■ WORK TASK A: In the post about Internet-connected TVs, how many web-enabled TVs does iSuppli Corporation say will be sold by 2014?
■ WORK TASK B: Continue the post about Internet-connected TVs, starting after its final sentence.

■ TEXT BLOCK:
Well… of course, this is one for the books… I’m right? LOL.
A recent study showed that HALF of Americans HAVE or Want Internet- connected TVs!! This week on our #WebSeriesChat (Wednesdays, 11 AM PST on Twitter hosted by Patrick Bardwell of Slebisodes and Stephanie Piche of Mingle Media TV) the discussion came up on length of an episode and earlier conversations were about what the impact of GoogleTV for Web Series creators. Of course, we all have our opinions and many creators are still creating short-form (3 minute average) length video content while our position at Mingle Media TV is that for our audience long-form (30-60 minute average) length video content is perfectly acceptable (in the past two years, I have executive produced over 3,040 hours of long-form video content.)
Other interesting factoids to contribute to the conversation about Connected TVs, Audience and Age:
- The average age of social networking site users: 37 Years Old
- The average age of a Facebook users is 38 Years Old
- The average age of a Twitter user is 39 years old – and 65% of Twitter users are 35 or older
- Average time spent on YouTube per month in the US: 1:12:20
- An average of 24 hours of video are uploaded to YouTube every minute (which is equal to about 150K full length films over the course of a week)
- YouTube streamed 5,799,702,000 videos in June 2010 in the US
- Hulu streamed 598,812,000 videos in June 2010 in the US (about 1/10th of YouTube)
- 36% of YouTube viewers are between the ages of 18-34 and are 50% male
What does this all mean? Well, first there is Venus and Mars to contend with. Men like the remote control option (you know, channel changing) hence the multiple short form viewing of “college humor” type videos…
But then there are women, if we’re going to watch video online, we become invested in that story, the characters and don’t want it to end after 3 minutes… we will watch long form and we are watching it.
I digress… a recent study showed that we are becoming more comfortable with alternative ways of viewing long-form video, including watching those missed TV episodes from last night on Hulu. What does this mean? We need to adjust for our audience – we need to create for our audience… we need Internet connected-TV’s not apps (yes more of my rant).
Organizations like iSuppli Corporation say by 2014 there will be 148 million web-enabled TV’s sold, up from an estimated 28 million in July this year which is double that of 2009.

■ Source records:

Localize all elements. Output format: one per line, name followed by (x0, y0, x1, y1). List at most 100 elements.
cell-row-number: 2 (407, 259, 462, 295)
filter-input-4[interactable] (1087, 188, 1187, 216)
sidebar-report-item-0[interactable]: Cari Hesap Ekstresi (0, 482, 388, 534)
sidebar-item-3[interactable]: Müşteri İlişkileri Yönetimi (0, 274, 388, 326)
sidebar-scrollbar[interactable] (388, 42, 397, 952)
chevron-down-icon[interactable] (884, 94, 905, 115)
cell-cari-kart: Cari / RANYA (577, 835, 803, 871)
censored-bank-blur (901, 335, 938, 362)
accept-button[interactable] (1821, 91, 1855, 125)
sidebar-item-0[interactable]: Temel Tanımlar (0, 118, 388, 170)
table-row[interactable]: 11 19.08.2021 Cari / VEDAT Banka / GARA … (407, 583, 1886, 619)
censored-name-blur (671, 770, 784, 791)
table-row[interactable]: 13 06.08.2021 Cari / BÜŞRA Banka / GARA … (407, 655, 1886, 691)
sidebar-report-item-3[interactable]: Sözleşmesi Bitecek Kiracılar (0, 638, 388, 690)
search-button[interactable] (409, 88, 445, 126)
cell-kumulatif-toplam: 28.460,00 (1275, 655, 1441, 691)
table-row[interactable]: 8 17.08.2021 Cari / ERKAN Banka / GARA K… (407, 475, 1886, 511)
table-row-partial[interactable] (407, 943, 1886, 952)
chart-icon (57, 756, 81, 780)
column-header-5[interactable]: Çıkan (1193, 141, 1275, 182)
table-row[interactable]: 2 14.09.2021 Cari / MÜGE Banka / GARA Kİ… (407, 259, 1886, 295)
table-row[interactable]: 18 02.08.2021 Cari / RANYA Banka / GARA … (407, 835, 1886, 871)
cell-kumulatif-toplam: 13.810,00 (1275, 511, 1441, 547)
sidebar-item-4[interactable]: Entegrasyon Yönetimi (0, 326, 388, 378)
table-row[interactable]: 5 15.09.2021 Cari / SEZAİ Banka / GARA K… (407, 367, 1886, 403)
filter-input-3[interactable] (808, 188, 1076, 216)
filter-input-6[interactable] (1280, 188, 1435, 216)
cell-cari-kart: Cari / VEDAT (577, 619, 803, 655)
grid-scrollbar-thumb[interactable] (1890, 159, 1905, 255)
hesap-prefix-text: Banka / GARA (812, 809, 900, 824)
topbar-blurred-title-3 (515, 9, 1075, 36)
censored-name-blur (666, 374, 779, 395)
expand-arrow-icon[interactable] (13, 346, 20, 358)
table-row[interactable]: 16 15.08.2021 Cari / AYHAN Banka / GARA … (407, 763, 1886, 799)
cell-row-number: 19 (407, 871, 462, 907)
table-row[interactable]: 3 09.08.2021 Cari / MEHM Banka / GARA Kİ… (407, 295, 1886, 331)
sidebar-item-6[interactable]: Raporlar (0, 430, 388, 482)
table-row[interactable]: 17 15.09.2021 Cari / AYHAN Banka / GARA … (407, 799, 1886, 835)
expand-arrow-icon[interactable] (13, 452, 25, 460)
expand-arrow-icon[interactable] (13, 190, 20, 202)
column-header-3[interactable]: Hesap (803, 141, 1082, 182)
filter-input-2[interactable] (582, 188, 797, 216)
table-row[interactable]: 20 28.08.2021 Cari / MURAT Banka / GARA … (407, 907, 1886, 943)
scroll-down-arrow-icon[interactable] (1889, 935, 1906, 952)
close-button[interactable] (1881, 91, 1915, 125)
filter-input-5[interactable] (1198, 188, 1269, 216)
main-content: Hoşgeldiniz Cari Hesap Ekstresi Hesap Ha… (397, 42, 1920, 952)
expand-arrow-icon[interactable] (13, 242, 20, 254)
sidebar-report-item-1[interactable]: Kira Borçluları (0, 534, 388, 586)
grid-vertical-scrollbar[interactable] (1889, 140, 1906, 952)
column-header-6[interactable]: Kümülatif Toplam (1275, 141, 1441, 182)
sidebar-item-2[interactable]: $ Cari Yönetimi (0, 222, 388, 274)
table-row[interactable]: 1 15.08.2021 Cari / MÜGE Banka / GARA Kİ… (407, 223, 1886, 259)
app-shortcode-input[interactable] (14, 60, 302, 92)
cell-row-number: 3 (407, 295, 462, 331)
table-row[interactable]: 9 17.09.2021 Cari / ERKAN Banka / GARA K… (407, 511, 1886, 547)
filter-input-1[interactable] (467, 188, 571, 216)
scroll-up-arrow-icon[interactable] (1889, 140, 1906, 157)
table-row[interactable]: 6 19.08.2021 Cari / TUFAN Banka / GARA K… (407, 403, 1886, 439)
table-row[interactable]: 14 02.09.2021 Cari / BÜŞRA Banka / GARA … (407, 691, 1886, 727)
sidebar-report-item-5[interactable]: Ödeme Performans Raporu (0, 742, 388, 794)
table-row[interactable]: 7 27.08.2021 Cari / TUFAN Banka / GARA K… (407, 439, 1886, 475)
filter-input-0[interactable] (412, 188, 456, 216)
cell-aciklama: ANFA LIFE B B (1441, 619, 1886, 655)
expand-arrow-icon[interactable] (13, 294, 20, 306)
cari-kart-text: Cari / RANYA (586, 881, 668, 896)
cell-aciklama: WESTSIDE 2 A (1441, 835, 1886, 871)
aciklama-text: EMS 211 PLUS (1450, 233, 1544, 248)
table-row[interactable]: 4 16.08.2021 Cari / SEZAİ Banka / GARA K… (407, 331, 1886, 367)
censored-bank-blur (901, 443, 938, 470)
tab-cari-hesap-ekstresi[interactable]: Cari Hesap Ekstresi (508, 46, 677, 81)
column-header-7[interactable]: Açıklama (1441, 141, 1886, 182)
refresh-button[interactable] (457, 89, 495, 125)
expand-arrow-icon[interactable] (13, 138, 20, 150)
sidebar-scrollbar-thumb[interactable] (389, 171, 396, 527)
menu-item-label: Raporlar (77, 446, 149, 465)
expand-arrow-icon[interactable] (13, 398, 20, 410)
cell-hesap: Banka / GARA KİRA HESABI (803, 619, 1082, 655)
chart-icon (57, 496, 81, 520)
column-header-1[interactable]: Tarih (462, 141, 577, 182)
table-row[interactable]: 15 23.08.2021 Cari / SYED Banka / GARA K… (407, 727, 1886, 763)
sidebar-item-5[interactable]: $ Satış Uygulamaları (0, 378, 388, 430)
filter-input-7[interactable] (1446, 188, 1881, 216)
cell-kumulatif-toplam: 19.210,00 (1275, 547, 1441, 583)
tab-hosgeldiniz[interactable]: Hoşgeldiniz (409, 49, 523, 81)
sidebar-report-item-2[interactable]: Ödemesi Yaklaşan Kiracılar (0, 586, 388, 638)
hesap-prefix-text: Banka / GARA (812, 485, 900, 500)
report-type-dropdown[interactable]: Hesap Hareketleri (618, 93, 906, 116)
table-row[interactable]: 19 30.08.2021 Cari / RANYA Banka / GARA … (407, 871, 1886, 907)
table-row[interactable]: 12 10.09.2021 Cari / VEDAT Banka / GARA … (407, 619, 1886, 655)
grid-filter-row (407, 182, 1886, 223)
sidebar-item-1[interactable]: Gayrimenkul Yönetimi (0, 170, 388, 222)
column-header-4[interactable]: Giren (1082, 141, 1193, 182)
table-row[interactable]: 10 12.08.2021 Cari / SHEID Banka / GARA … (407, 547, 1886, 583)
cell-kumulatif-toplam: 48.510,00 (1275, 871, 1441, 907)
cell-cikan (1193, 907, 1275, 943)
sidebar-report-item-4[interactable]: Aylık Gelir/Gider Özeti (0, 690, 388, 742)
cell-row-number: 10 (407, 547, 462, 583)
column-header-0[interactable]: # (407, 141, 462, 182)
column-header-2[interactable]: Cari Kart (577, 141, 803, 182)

■ WRITTEN ANSWER A: 148 million

■ WRITTEN ANSWER B:
However, DisplaySearch, thinks the numbers will be higher in their projections with 45 million being sold in 2010 (we still have 2 more months) but only about 119 million sold by 2014. Considering most of us had to buy a NEW TV in the past 24 months due to broadcast changes – a slow down in purchasing web-enabled or 3D TVs are not a surprise to me… but then again, I do connect my Vizio flatscreens to the Interwebs already and surf… remember AppleTV? It’s really not hard if you have a Playstation 3 or MacMini to do it today… our other methods for the other TVs.
So with 50% of us already doing it… what are people in such a huff about GoogleTV? Because they want to sell you apps and try to monetize on apps and make life a living hell with – say it with me… APPS!!
So if there are 221 million US internet users today and about 50% of us are already connecting to the Interwebs…. why are people clambering for the GoogleTV option? why is there a question about how long an episode created for the web should be? Or for that matter, what the future of TV is going to be? By the time GoogleTV is adopted at any high rate to make sense – TV viewers will already have had their existing HDTVs connected to the Interwebs and watching their favorite TV shows on the nice, big FLAT Screen TVs…
Oh yeah… and if you are creating for the WEB – keep in mind that you need to create for your audience and if you don’t have an audience or a plan to build an audience, then I would recommend stepping back and thinking about that as part of your creative process. Nothing worse than losing your audience because you kept them wanting.